▸ Prompt: Say how many lines contain the word "rodu". Only the number should be given.

▸ Material provided:
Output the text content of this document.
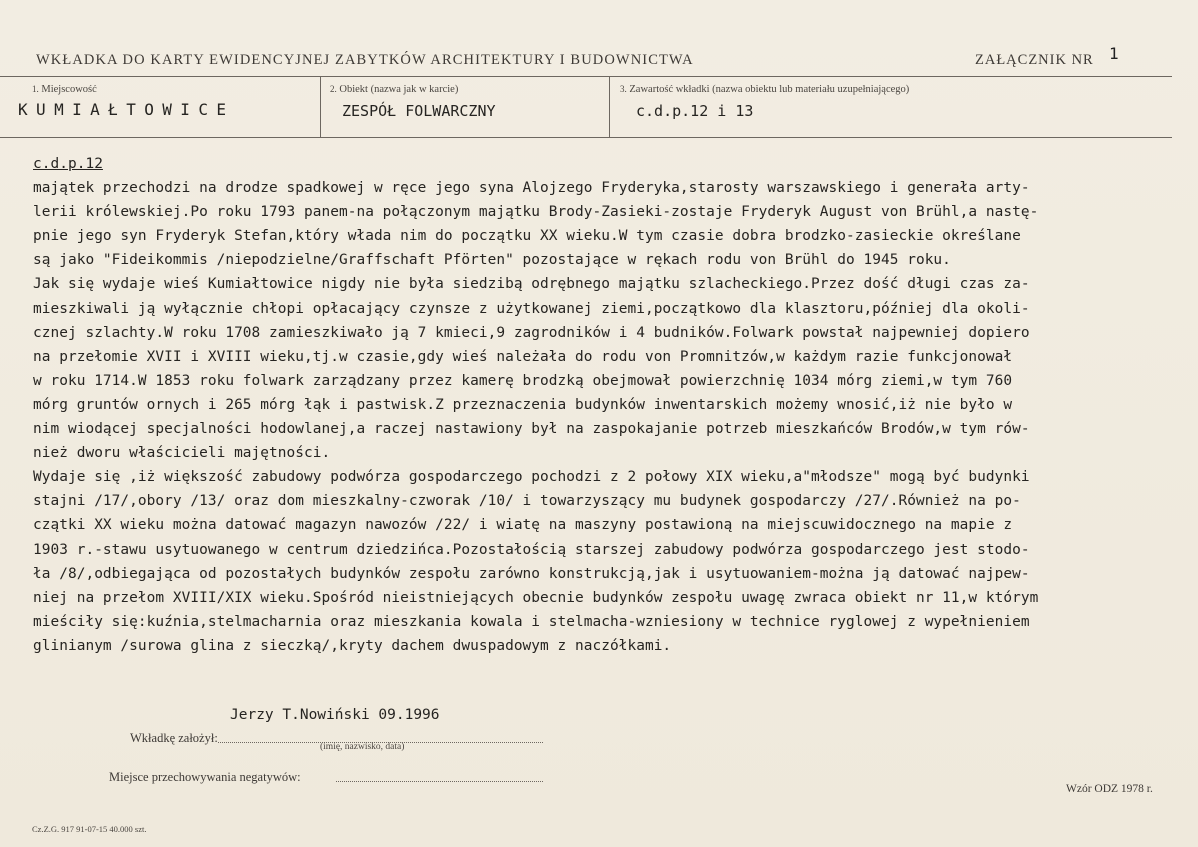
WKŁADKA DO KARTY EWIDENCYJNEJ ZABYTKÓW ARCHITEKTURY I BUDOWNICTWA	ZAŁĄCZNIK NR 1
1. Miejscowość	2. Obiekt (nazwa jak w karcie)	3. Zawartość wkładki (nazwa obiektu lub materiału uzupełniającego)
KUMIAŁTOWICE	ZESPÓŁ FOLWARCZNY	c.d.p.12 i 13
c.d.p.12
majątek przechodzi na drodze spadkowej w ręce jego syna Alojzego Fryderyka,starosty warszawskiego i generała arty-
lerii królewskiej.Po roku 1793 panem-na połączonym majątku Brody-Zasieki-zostaje Fryderyk August von Brühl,a nastę-
pnie jego syn Fryderyk Stefan,który włada nim do początku XX wieku.W tym czasie dobra brodzko-zasieckie określane
są jako "Fideikommis /niepodzielne/Graffschaft Pförten" pozostające w rękach rodu von Brühl do 1945 roku.
Jak się wydaje wieś Kumiałtowice nigdy nie była siedzibą odrębnego majątku szlacheckiego.Przez dość długi czas za-
mieszkiwali ją wyłącznie chłopi opłacający czynsze z użytkowanej ziemi,początkowo dla klasztoru,później dla okoli-
cznej szlachty.W roku 1708 zamieszkiwało ją 7 kmieci,9 zagrodników i 4 budników.Folwark powstał najpewniej dopiero
na przełomie XVII i XVIII wieku,tj.w czasie,gdy wieś należała do rodu von Promnitzów,w każdym razie funkcjonował
w roku 1714.W 1853 roku folwark zarządzany przez kamerę brodzką obejmował powierzchnię 1034 mórg ziemi,w tym 760
mórg gruntów ornych i 265 mórg łąk i pastwisk.Z przeznaczenia budynków inwentarskich możemy wnosić,iż nie było w
nim wiodącej specjalności hodowlanej,a raczej nastawiony był na zaspokajanie potrzeb mieszkańców Brodów,w tym rów-
nież dworu właścicieli majętności.
Wydaje się ,iż większość zabudowy podwórza gospodarczego pochodzi z 2 połowy XIX wieku,a"młodsze" mogą być budynki
stajni /17/,obory /13/ oraz dom mieszkalny-czworak /10/ i towarzyszący mu budynek gospodarczy /27/.Również na po-
czątki XX wieku można datować magazyn nawozów /22/ i wiatę na maszyny postawioną na miejscuwidocznego na mapie z
1903 r.-stawu usytuowanego w centrum dziedzińca.Pozostałością starszej zabudowy podwórza gospodarczego jest stodo-
ła /8/,odbiegająca od pozostałych budynków zespołu zarówno konstrukcją,jak i usytuowaniem-można ją datować najpew-
niej na przełom XVIII/XIX wieku.Spośród nieistniejących obecnie budynków zespołu uwagę zwraca obiekt nr 11,w którym
mieściły się:kuźnia,stelmacharnia oraz mieszkania kowala i stelmacha-wzniesiony w technice ryglowej z wypełnieniem
glinianym /surowa glina z sieczką/,kryty dachem dwuspadowym z naczółkami.
Jerzy T.Nowiński 09.1996
Wkładkę założył:
(imię, nazwisko, data)
Miejsce przechowywania negatywów:
Cz.Z.G. 917 91-07-15 40.000 szt.
Wzór ODZ 1978 r.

▸ Answer to this exercise: 2